* **Required action**
One number is the full answer: how many lines in the records contain the word "document"?
Segment Start: Records
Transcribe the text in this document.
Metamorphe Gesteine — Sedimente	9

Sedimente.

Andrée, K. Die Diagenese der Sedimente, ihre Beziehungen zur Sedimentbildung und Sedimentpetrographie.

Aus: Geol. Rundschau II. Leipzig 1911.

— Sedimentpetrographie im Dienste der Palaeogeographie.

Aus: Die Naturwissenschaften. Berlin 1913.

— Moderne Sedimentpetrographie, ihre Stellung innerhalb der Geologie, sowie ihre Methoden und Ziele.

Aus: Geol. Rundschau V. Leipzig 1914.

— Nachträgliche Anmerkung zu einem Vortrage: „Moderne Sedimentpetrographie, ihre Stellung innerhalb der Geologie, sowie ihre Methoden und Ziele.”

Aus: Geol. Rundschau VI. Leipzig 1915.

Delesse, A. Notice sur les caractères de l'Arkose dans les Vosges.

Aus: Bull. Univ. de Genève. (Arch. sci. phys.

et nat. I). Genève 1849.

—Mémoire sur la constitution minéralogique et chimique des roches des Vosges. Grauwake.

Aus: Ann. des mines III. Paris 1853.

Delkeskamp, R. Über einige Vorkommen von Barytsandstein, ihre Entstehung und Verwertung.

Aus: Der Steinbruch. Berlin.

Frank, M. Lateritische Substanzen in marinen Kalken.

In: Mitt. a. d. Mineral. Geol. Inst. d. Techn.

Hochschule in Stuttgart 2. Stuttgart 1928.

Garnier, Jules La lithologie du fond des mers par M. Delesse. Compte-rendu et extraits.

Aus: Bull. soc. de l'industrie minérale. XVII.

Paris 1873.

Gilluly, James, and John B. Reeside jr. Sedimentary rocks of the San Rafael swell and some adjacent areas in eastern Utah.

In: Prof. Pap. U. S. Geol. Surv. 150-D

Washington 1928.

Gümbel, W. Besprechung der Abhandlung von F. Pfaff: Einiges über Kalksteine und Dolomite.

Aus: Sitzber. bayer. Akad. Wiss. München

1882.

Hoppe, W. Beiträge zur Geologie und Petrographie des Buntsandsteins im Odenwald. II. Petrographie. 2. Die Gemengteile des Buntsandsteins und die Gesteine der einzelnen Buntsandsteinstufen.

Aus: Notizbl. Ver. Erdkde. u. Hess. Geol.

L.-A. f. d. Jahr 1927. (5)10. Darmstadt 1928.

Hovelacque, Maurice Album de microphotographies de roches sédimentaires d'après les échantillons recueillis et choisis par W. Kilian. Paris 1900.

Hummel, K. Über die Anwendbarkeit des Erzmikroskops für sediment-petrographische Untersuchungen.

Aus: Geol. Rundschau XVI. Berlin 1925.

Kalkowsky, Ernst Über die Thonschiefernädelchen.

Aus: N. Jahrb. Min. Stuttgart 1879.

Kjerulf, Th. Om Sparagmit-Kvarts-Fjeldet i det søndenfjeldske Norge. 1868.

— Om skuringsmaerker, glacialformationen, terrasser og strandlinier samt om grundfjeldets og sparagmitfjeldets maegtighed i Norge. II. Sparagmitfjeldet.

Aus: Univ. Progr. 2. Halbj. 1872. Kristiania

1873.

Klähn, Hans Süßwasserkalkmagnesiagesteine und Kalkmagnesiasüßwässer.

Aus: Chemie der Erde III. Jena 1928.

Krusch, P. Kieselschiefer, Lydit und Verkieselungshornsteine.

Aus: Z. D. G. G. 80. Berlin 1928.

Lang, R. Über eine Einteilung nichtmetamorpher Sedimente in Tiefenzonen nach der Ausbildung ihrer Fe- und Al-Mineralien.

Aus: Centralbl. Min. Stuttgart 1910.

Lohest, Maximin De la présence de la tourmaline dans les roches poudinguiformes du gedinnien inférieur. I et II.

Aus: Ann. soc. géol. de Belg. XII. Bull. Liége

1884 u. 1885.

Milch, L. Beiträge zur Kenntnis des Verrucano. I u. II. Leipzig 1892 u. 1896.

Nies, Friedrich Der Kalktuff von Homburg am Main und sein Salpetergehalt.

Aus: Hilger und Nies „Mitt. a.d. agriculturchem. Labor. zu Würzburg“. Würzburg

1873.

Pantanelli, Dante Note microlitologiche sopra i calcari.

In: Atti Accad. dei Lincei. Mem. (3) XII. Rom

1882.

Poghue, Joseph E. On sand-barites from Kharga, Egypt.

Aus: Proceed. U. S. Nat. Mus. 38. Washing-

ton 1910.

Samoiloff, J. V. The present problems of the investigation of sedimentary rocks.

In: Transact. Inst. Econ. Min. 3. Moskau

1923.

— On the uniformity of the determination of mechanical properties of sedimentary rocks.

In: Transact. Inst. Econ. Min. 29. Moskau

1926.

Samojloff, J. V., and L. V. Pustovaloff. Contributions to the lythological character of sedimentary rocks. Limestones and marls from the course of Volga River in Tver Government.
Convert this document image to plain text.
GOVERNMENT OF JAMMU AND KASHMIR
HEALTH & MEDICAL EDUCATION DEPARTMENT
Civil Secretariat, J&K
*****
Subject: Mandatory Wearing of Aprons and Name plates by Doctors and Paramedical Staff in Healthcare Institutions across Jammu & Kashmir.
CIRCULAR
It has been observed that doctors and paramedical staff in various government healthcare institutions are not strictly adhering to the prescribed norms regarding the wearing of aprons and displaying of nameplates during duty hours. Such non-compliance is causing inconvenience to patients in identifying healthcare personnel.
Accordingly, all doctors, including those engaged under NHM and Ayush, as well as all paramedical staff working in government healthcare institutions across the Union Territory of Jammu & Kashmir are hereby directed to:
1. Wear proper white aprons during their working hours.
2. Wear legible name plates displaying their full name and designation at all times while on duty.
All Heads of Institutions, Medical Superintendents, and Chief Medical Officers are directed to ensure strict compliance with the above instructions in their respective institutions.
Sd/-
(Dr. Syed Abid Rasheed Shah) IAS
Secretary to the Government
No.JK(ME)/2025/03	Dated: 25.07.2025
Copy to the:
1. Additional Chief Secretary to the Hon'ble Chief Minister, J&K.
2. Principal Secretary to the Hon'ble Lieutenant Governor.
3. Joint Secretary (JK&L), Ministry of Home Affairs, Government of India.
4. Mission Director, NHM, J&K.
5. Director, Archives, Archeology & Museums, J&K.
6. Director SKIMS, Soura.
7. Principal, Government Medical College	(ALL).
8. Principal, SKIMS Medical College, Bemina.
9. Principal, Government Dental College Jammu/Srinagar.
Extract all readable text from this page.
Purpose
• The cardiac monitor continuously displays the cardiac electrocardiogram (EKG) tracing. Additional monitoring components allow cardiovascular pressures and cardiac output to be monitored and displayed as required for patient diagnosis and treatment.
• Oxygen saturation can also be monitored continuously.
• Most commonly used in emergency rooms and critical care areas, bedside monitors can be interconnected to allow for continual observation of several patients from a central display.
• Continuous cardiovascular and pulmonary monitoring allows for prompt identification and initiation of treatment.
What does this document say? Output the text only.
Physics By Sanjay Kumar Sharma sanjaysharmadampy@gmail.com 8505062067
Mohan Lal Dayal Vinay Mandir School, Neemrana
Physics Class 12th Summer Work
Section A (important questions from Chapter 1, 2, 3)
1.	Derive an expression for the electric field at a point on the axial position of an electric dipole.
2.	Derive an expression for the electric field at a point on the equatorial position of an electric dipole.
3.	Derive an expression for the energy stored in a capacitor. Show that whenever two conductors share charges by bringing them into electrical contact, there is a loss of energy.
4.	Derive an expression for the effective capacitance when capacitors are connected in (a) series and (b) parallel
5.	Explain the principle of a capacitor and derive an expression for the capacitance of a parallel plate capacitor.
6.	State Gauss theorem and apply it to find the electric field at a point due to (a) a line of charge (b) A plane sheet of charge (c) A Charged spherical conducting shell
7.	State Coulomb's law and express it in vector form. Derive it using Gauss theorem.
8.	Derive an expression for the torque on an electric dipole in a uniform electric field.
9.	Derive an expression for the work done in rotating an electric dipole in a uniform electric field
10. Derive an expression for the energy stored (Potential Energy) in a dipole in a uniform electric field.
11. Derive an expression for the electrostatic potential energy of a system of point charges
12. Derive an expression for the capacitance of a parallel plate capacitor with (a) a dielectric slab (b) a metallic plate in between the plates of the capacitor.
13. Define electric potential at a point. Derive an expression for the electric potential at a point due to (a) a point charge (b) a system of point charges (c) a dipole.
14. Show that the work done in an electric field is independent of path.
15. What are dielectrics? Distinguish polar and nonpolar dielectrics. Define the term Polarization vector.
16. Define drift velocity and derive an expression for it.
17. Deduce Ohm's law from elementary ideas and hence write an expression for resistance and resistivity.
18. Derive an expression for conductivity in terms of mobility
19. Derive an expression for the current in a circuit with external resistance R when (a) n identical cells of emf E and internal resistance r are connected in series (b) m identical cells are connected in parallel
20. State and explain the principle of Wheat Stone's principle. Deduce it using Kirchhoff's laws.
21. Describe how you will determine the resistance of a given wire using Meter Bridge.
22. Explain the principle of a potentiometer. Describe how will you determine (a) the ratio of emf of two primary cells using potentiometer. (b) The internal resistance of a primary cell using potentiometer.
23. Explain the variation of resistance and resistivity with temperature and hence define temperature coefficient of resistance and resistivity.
Segment End: Records
* **Your response**
3